# START OF Data
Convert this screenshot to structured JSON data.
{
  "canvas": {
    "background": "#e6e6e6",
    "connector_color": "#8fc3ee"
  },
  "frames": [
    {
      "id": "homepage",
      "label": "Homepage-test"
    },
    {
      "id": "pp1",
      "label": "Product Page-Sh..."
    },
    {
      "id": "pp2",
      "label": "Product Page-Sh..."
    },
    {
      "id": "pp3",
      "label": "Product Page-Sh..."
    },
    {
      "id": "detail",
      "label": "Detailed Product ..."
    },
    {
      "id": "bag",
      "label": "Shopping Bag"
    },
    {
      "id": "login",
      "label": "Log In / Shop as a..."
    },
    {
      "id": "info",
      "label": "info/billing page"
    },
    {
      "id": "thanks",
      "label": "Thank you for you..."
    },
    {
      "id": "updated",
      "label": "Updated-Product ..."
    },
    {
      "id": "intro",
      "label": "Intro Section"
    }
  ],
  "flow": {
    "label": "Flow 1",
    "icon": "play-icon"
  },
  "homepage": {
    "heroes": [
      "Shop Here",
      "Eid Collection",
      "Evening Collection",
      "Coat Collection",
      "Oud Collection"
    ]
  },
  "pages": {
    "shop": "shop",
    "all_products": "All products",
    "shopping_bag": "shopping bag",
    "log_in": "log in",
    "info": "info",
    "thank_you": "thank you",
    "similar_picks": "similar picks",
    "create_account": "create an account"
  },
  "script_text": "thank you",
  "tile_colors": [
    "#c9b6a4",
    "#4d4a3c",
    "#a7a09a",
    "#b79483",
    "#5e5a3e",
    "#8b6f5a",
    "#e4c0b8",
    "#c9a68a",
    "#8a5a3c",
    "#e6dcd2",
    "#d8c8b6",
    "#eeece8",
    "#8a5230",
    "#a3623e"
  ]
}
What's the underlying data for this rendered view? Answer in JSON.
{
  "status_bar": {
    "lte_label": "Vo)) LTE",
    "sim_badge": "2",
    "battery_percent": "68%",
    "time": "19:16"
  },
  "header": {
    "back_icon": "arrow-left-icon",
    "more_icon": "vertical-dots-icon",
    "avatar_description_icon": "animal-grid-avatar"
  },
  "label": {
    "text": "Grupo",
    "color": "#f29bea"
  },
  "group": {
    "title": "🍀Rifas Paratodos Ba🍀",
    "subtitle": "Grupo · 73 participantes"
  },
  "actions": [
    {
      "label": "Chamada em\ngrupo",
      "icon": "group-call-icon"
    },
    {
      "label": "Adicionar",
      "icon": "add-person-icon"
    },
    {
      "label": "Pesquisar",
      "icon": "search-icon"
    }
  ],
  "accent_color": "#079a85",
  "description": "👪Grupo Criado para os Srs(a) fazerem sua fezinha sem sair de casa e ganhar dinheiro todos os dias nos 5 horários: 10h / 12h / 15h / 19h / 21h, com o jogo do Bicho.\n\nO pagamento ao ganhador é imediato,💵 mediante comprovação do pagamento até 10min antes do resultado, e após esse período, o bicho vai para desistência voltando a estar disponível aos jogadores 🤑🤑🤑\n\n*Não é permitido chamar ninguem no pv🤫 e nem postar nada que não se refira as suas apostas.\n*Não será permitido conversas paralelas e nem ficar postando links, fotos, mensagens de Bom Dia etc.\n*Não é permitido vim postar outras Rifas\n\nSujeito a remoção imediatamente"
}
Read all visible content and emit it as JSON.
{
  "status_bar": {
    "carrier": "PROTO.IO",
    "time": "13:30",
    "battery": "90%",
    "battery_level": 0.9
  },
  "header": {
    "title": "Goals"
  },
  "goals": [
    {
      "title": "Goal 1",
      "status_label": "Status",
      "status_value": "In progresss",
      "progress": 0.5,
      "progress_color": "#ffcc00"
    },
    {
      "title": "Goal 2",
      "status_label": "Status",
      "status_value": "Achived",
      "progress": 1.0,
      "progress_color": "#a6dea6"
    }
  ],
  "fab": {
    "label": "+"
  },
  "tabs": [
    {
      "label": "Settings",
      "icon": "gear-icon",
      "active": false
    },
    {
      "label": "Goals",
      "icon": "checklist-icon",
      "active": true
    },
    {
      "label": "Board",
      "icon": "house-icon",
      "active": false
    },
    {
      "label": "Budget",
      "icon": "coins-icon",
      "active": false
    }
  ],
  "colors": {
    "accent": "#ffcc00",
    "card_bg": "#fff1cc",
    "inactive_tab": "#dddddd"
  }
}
# END OF Data
* What is expected *
Repeat the data in its entirety, character for character.

* Response below *
Convert this screenshot to structured JSON data.
{
  "canvas": {
    "background": "#e6e6e6",
    "connector_color": "#8fc3ee"
  },
  "frames": [
    {
      "id": "homepage",
      "label": "Homepage-test"
    },
    {
      "id": "pp1",
      "label": "Product Page-Sh..."
    },
    {
      "id": "pp2",
      "label": "Product Page-Sh..."
    },
    {
      "id": "pp3",
      "label": "Product Page-Sh..."
    },
    {
      "id": "detail",
      "label": "Detailed Product ..."
    },
    {
      "id": "bag",
      "label": "Shopping Bag"
    },
    {
      "id": "login",
      "label": "Log In / Shop as a..."
    },
    {
      "id": "info",
      "label": "info/billing page"
    },
    {
      "id": "thanks",
      "label": "Thank you for you..."
    },
    {
      "id": "updated",
      "label": "Updated-Product ..."
    },
    {
      "id": "intro",
      "label": "Intro Section"
    }
  ],
  "flow": {
    "label": "Flow 1",
    "icon": "play-icon"
  },
  "homepage": {
    "heroes": [
      "Shop Here",
      "Eid Collection",
      "Evening Collection",
      "Coat Collection",
      "Oud Collection"
    ]
  },
  "pages": {
    "shop": "shop",
    "all_products": "All products",
    "shopping_bag": "shopping bag",
    "log_in": "log in",
    "info": "info",
    "thank_you": "thank you",
    "similar_picks": "similar picks",
    "create_account": "create an account"
  },
  "script_text": "thank you",
  "tile_colors": [
    "#c9b6a4",
    "#4d4a3c",
    "#a7a09a",
    "#b79483",
    "#5e5a3e",
    "#8b6f5a",
    "#e4c0b8",
    "#c9a68a",
    "#8a5a3c",
    "#e6dcd2",
    "#d8c8b6",
    "#eeece8",
    "#8a5230",
    "#a3623e"
  ]
}
What's the underlying data for this rendered view? Answer in JSON.
{
  "status_bar": {
    "lte_label": "Vo)) LTE",
    "sim_badge": "2",
    "battery_percent": "68%",
    "time": "19:16"
  },
  "header": {
    "back_icon": "arrow-left-icon",
    "more_icon": "vertical-dots-icon",
    "avatar_description_icon": "animal-grid-avatar"
  },
  "label": {
    "text": "Grupo",
    "color": "#f29bea"
  },
  "group": {
    "title": "🍀Rifas Paratodos Ba🍀",
    "subtitle": "Grupo · 73 participantes"
  },
  "actions": [
    {
      "label": "Chamada em\ngrupo",
      "icon": "group-call-icon"
    },
    {
      "label": "Adicionar",
      "icon": "add-person-icon"
    },
    {
      "label": "Pesquisar",
      "icon": "search-icon"
    }
  ],
  "accent_color": "#079a85",
  "description": "👪Grupo Criado para os Srs(a) fazerem sua fezinha sem sair de casa e ganhar dinheiro todos os dias nos 5 horários: 10h / 12h / 15h / 19h / 21h, com o jogo do Bicho.\n\nO pagamento ao ganhador é imediato,💵 mediante comprovação do pagamento até 10min antes do resultado, e após esse período, o bicho vai para desistência voltando a estar disponível aos jogadores 🤑🤑🤑\n\n*Não é permitido chamar ninguem no pv🤫 e nem postar nada que não se refira as suas apostas.\n*Não será permitido conversas paralelas e nem ficar postando links, fotos, mensagens de Bom Dia etc.\n*Não é permitido vim postar outras Rifas\n\nSujeito a remoção imediatamente"
}
Read all visible content and emit it as JSON.
{
  "status_bar": {
    "carrier": "PROTO.IO",
    "time": "13:30",
    "battery": "90%",
    "battery_level": 0.9
  },
  "header": {
    "title": "Goals"
  },
  "goals": [
    {
      "title": "Goal 1",
      "status_label": "Status",
      "status_value": "In progresss",
      "progress": 0.5,
      "progress_color": "#ffcc00"
    },
    {
      "title": "Goal 2",
      "status_label": "Status",
      "status_value": "Achived",
      "progress": 1.0,
      "progress_color": "#a6dea6"
    }
  ],
  "fab": {
    "label": "+"
  },
  "tabs": [
    {
      "label": "Settings",
      "icon": "gear-icon",
      "active": false
    },
    {
      "label": "Goals",
      "icon": "checklist-icon",
      "active": true
    },
    {
      "label": "Board",
      "icon": "house-icon",
      "active": false
    },
    {
      "label": "Budget",
      "icon": "coins-icon",
      "active": false
    }
  ],
  "colors": {
    "accent": "#ffcc00",
    "card_bg": "#fff1cc",
    "inactive_tab": "#dddddd"
  }
}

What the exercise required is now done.